REQUIREMENTS |
Output all of the entries exactly as written.

[Start ROWS]

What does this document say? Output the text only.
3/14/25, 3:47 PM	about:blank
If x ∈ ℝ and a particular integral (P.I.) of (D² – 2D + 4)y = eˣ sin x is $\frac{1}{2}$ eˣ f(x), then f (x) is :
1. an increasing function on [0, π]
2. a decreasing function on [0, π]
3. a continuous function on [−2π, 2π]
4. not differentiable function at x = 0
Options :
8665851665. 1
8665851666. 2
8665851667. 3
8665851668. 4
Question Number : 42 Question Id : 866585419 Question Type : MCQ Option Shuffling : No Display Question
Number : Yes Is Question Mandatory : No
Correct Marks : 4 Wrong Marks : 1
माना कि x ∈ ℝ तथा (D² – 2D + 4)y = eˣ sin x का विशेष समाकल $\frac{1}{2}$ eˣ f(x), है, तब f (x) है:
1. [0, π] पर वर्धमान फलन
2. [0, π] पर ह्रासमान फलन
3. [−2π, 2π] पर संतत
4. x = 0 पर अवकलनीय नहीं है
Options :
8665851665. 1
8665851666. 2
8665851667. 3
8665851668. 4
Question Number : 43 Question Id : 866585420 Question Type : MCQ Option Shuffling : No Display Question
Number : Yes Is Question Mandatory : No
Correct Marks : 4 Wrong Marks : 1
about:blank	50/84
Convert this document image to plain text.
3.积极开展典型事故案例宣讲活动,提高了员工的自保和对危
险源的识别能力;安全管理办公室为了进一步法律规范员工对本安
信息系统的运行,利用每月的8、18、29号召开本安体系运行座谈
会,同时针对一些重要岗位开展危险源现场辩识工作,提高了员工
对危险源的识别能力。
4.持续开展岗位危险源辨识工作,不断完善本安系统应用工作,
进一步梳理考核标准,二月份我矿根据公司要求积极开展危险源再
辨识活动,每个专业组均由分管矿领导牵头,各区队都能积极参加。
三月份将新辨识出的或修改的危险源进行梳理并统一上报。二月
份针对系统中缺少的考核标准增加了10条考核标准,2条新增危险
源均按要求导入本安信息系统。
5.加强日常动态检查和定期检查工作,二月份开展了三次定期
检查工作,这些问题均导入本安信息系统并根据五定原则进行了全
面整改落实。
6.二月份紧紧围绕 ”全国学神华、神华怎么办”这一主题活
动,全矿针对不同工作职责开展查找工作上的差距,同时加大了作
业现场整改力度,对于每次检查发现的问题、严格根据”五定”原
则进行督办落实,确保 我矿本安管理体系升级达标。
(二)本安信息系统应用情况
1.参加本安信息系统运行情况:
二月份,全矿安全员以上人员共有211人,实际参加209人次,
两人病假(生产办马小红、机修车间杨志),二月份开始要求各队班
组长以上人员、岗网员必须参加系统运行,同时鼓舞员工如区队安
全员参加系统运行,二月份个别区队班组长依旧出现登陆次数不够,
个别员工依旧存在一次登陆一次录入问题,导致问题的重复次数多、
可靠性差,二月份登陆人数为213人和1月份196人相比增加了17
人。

[End ROWS]

RESPONSE TO THIS EXERCISE |
What does this document say? Output the text only.
3/14/25, 3:47 PM	about:blank
If x ∈ ℝ and a particular integral (P.I.) of (D² – 2D + 4)y = eˣ sin x is $\frac{1}{2}$ eˣ f(x), then f (x) is :
1. an increasing function on [0, π]
2. a decreasing function on [0, π]
3. a continuous function on [−2π, 2π]
4. not differentiable function at x = 0
Options :
8665851665. 1
8665851666. 2
8665851667. 3
8665851668. 4
Question Number : 42 Question Id : 866585419 Question Type : MCQ Option Shuffling : No Display Question
Number : Yes Is Question Mandatory : No
Correct Marks : 4 Wrong Marks : 1
माना कि x ∈ ℝ तथा (D² – 2D + 4)y = eˣ sin x का विशेष समाकल $\frac{1}{2}$ eˣ f(x), है, तब f (x) है:
1. [0, π] पर वर्धमान फलन
2. [0, π] पर ह्रासमान फलन
3. [−2π, 2π] पर संतत
4. x = 0 पर अवकलनीय नहीं है
Options :
8665851665. 1
8665851666. 2
8665851667. 3
8665851668. 4
Question Number : 43 Question Id : 866585420 Question Type : MCQ Option Shuffling : No Display Question
Number : Yes Is Question Mandatory : No
Correct Marks : 4 Wrong Marks : 1
about:blank	50/84
Convert this document image to plain text.
3.积极开展典型事故案例宣讲活动,提高了员工的自保和对危
险源的识别能力;安全管理办公室为了进一步法律规范员工对本安
信息系统的运行,利用每月的8、18、29号召开本安体系运行座谈
会,同时针对一些重要岗位开展危险源现场辩识工作,提高了员工
对危险源的识别能力。
4.持续开展岗位危险源辨识工作,不断完善本安系统应用工作,
进一步梳理考核标准,二月份我矿根据公司要求积极开展危险源再
辨识活动,每个专业组均由分管矿领导牵头,各区队都能积极参加。
三月份将新辨识出的或修改的危险源进行梳理并统一上报。二月
份针对系统中缺少的考核标准增加了10条考核标准,2条新增危险
源均按要求导入本安信息系统。
5.加强日常动态检查和定期检查工作,二月份开展了三次定期
检查工作,这些问题均导入本安信息系统并根据五定原则进行了全
面整改落实。
6.二月份紧紧围绕 ”全国学神华、神华怎么办”这一主题活
动,全矿针对不同工作职责开展查找工作上的差距,同时加大了作
业现场整改力度,对于每次检查发现的问题、严格根据”五定”原
则进行督办落实,确保 我矿本安管理体系升级达标。
(二)本安信息系统应用情况
1.参加本安信息系统运行情况:
二月份,全矿安全员以上人员共有211人,实际参加209人次,
两人病假(生产办马小红、机修车间杨志),二月份开始要求各队班
组长以上人员、岗网员必须参加系统运行,同时鼓舞员工如区队安
全员参加系统运行,二月份个别区队班组长依旧出现登陆次数不够,
个别员工依旧存在一次登陆一次录入问题,导致问题的重复次数多、
可靠性差,二月份登陆人数为213人和1月份196人相比增加了17
人。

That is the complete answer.